Find the string "考点定位" and gather every line that holds it.

INPUT:
================

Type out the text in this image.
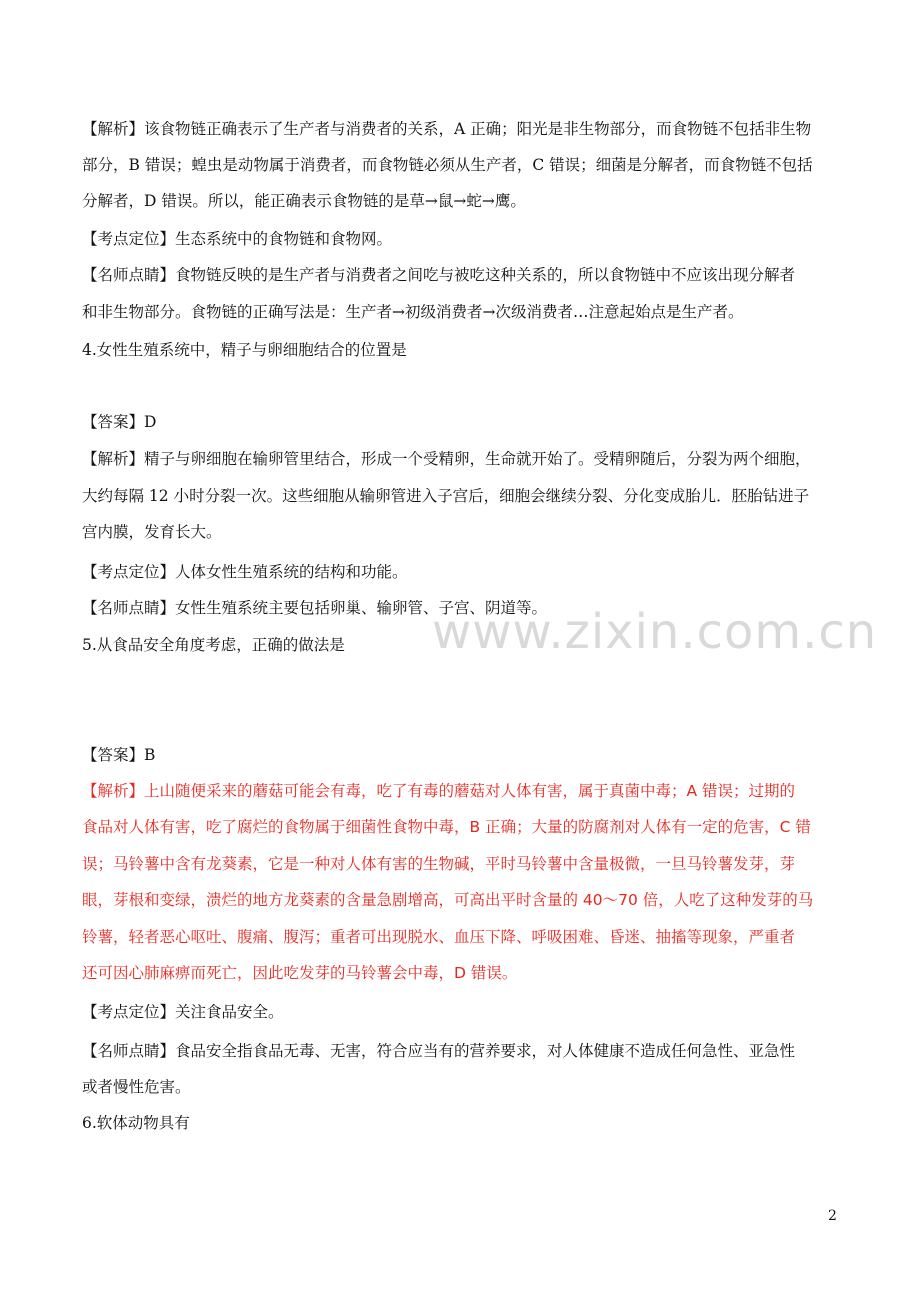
www.zixin.com.cn
【解析】该食物链正确表示了生产者与消费者的关系，A 正确；阳光是非生物部分，而食物链不包括非生物
部分，B 错误；蝗虫是动物属于消费者，而食物链必须从生产者，C 错误；细菌是分解者，而食物链不包括
分解者，D 错误。所以，能正确表示食物链的是草→鼠→蛇→鹰。
【考点定位】生态系统中的食物链和食物网。
【名师点睛】食物链反映的是生产者与消费者之间吃与被吃这种关系的，所以食物链中不应该出现分解者
和非生物部分。食物链的正确写法是：生产者→初级消费者→次级消费者…注意起始点是生产者。
4.女性生殖系统中，精子与卵细胞结合的位置是
【答案】D
【解析】精子与卵细胞在输卵管里结合，形成一个受精卵，生命就开始了。受精卵随后，分裂为两个细胞，
大约每隔 12 小时分裂一次。这些细胞从输卵管进入子宫后，细胞会继续分裂、分化变成胎儿．胚胎钻进子
宫内膜，发育长大。
【考点定位】人体女性生殖系统的结构和功能。
【名师点睛】女性生殖系统主要包括卵巢、输卵管、子宫、阴道等。
5.从食品安全角度考虑，正确的做法是
【答案】B
【解析】上山随便采来的蘑菇可能会有毒，吃了有毒的蘑菇对人体有害，属于真菌中毒；A 错误；过期的
食品对人体有害，吃了腐烂的食物属于细菌性食物中毒，B 正确；大量的防腐剂对人体有一定的危害，C 错
误；马铃薯中含有龙葵素，它是一种对人体有害的生物碱，平时马铃薯中含量极微，一旦马铃薯发芽，芽
眼，芽根和变绿，溃烂的地方龙葵素的含量急剧增高，可高出平时含量的 40～70 倍，人吃了这种发芽的马
铃薯，轻者恶心呕吐、腹痛、腹泻；重者可出现脱水、血压下降、呼吸困难、昏迷、抽搐等现象，严重者
还可因心肺麻痹而死亡，因此吃发芽的马铃薯会中毒，D 错误。
【考点定位】关注食品安全。
【名师点睛】食品安全指食品无毒、无害，符合应当有的营养要求，对人体健康不造成任何急性、亚急性
或者慢性危害。
6.软体动物具有
2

================

ANSWER FOR THE TASK:
【考点定位】生态系统中的食物链和食物网。
【考点定位】人体女性生殖系统的结构和功能。
【考点定位】关注食品安全。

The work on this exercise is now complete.